PROBLEM STATEMENT →
Go through the listing and copy every line word for word.

RECORD SET →
* * * * * * * * *

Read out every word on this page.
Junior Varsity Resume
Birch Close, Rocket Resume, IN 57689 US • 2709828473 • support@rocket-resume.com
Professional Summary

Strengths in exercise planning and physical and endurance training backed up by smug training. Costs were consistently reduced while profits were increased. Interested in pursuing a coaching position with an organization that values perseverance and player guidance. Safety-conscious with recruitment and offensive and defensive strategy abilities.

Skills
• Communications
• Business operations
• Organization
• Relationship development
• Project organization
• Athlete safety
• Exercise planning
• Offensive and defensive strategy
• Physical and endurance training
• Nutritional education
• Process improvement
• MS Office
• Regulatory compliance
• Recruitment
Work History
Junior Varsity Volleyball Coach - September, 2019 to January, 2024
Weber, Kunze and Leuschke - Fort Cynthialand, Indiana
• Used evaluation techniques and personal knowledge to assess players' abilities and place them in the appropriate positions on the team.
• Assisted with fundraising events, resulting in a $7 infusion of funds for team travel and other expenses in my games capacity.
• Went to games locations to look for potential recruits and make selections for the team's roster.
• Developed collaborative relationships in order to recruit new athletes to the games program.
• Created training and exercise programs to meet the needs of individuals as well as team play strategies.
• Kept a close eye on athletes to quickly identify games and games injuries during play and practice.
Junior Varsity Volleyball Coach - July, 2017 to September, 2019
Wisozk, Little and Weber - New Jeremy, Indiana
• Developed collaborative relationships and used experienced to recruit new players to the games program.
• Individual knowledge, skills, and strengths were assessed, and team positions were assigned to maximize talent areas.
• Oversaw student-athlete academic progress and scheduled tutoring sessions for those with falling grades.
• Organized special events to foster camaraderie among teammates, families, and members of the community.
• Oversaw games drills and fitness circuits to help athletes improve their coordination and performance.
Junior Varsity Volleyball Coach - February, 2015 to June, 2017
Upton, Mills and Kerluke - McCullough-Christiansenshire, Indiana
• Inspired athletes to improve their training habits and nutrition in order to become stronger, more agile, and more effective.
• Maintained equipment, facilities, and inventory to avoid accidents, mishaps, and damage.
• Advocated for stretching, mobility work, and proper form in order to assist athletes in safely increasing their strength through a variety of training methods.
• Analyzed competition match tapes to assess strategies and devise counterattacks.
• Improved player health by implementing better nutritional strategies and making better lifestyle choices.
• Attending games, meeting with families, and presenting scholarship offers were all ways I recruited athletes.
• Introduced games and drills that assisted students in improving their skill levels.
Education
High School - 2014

* * * * * * * * *

COMPLETE OUTPUT →
Read out every word on this page.
Junior Varsity Resume
Birch Close, Rocket Resume, IN 57689 US • 2709828473 • support@rocket-resume.com
Professional Summary

Strengths in exercise planning and physical and endurance training backed up by smug training. Costs were consistently reduced while profits were increased. Interested in pursuing a coaching position with an organization that values perseverance and player guidance. Safety-conscious with recruitment and offensive and defensive strategy abilities.

Skills
• Communications
• Business operations
• Organization
• Relationship development
• Project organization
• Athlete safety
• Exercise planning
• Offensive and defensive strategy
• Physical and endurance training
• Nutritional education
• Process improvement
• MS Office
• Regulatory compliance
• Recruitment
Work History
Junior Varsity Volleyball Coach - September, 2019 to January, 2024
Weber, Kunze and Leuschke - Fort Cynthialand, Indiana
• Used evaluation techniques and personal knowledge to assess players' abilities and place them in the appropriate positions on the team.
• Assisted with fundraising events, resulting in a $7 infusion of funds for team travel and other expenses in my games capacity.
• Went to games locations to look for potential recruits and make selections for the team's roster.
• Developed collaborative relationships in order to recruit new athletes to the games program.
• Created training and exercise programs to meet the needs of individuals as well as team play strategies.
• Kept a close eye on athletes to quickly identify games and games injuries during play and practice.
Junior Varsity Volleyball Coach - July, 2017 to September, 2019
Wisozk, Little and Weber - New Jeremy, Indiana
• Developed collaborative relationships and used experienced to recruit new players to the games program.
• Individual knowledge, skills, and strengths were assessed, and team positions were assigned to maximize talent areas.
• Oversaw student-athlete academic progress and scheduled tutoring sessions for those with falling grades.
• Organized special events to foster camaraderie among teammates, families, and members of the community.
• Oversaw games drills and fitness circuits to help athletes improve their coordination and performance.
Junior Varsity Volleyball Coach - February, 2015 to June, 2017
Upton, Mills and Kerluke - McCullough-Christiansenshire, Indiana
• Inspired athletes to improve their training habits and nutrition in order to become stronger, more agile, and more effective.
• Maintained equipment, facilities, and inventory to avoid accidents, mishaps, and damage.
• Advocated for stretching, mobility work, and proper form in order to assist athletes in safely increasing their strength through a variety of training methods.
• Analyzed competition match tapes to assess strategies and devise counterattacks.
• Improved player health by implementing better nutritional strategies and making better lifestyle choices.
• Attending games, meeting with families, and presenting scholarship offers were all ways I recruited athletes.
• Introduced games and drills that assisted students in improving their skill levels.
Education
High School - 2014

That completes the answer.